Take each line of the material that includes "muhim" and copy it.

◆ Records shown ◆
►
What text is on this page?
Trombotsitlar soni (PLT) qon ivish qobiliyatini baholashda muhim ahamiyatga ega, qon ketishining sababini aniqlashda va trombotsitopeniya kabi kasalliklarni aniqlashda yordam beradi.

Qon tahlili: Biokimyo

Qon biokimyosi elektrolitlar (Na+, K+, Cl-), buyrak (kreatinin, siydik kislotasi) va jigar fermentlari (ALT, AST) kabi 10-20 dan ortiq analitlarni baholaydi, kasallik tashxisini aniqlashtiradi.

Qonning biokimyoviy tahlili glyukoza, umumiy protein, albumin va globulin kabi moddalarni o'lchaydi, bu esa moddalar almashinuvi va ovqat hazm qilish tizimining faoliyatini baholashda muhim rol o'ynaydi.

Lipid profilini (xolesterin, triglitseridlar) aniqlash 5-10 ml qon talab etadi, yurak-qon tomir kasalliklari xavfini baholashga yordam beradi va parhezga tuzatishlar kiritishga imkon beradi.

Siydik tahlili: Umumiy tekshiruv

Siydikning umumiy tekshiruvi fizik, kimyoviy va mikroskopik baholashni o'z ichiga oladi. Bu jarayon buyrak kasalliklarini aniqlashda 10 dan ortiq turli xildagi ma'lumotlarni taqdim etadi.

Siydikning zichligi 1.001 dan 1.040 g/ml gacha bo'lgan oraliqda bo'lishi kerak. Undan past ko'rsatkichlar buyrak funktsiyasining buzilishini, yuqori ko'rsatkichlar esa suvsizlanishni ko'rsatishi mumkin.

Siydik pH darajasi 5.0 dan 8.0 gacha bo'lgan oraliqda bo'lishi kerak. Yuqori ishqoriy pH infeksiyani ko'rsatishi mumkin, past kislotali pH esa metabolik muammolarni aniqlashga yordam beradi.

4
◄
◆ Task output ◆
Trombotsitlar soni (PLT) qon ivish qobiliyatini baholashda muhim ahamiyatga ega, qon ketishining sababini aniqlashda va trombotsitopeniya kabi kasalliklarni aniqlashda yordam beradi.
Qonning biokimyoviy tahlili glyukoza, umumiy protein, albumin va globulin kabi moddalarni o'lchaydi, bu esa moddalar almashinuvi va ovqat hazm qilish tizimining faoliyatini baholashda muhim rol o'ynaydi.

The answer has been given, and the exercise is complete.